__AIM OF THE TASK__. What follows is a block of records; restate each one word for word.

__Entries taken from a collection__.
******

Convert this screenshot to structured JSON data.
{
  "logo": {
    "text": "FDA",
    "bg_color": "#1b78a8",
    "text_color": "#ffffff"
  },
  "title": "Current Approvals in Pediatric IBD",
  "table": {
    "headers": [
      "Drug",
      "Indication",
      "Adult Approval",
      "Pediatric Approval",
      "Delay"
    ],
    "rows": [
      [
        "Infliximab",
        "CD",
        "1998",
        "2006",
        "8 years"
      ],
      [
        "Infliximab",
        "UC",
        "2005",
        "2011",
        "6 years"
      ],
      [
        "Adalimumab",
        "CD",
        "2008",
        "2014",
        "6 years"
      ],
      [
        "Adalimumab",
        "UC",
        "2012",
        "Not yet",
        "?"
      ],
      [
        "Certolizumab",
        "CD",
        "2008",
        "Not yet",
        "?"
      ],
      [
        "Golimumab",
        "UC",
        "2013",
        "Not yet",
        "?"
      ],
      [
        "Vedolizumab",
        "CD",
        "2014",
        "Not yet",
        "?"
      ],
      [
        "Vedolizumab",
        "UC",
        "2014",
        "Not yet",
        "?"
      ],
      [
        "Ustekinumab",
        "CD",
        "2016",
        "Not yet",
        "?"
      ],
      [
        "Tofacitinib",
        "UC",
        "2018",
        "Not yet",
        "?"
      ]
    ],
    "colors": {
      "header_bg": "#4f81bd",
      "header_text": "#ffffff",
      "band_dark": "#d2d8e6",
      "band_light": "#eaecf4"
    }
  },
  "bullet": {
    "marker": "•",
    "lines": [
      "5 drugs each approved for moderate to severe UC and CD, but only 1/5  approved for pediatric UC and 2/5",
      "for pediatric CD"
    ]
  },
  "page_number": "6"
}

******

__WRITTEN SOLUTION__.
Convert this screenshot to structured JSON data.
{
  "logo": {
    "text": "FDA",
    "bg_color": "#1b78a8",
    "text_color": "#ffffff"
  },
  "title": "Current Approvals in Pediatric IBD",
  "table": {
    "headers": [
      "Drug",
      "Indication",
      "Adult Approval",
      "Pediatric Approval",
      "Delay"
    ],
    "rows": [
      [
        "Infliximab",
        "CD",
        "1998",
        "2006",
        "8 years"
      ],
      [
        "Infliximab",
        "UC",
        "2005",
        "2011",
        "6 years"
      ],
      [
        "Adalimumab",
        "CD",
        "2008",
        "2014",
        "6 years"
      ],
      [
        "Adalimumab",
        "UC",
        "2012",
        "Not yet",
        "?"
      ],
      [
        "Certolizumab",
        "CD",
        "2008",
        "Not yet",
        "?"
      ],
      [
        "Golimumab",
        "UC",
        "2013",
        "Not yet",
        "?"
      ],
      [
        "Vedolizumab",
        "CD",
        "2014",
        "Not yet",
        "?"
      ],
      [
        "Vedolizumab",
        "UC",
        "2014",
        "Not yet",
        "?"
      ],
      [
        "Ustekinumab",
        "CD",
        "2016",
        "Not yet",
        "?"
      ],
      [
        "Tofacitinib",
        "UC",
        "2018",
        "Not yet",
        "?"
      ]
    ],
    "colors": {
      "header_bg": "#4f81bd",
      "header_text": "#ffffff",
      "band_dark": "#d2d8e6",
      "band_light": "#eaecf4"
    }
  },
  "bullet": {
    "marker": "•",
    "lines": [
      "5 drugs each approved for moderate to severe UC and CD, but only 1/5  approved for pediatric UC and 2/5",
      "for pediatric CD"
    ]
  },
  "page_number": "6"
}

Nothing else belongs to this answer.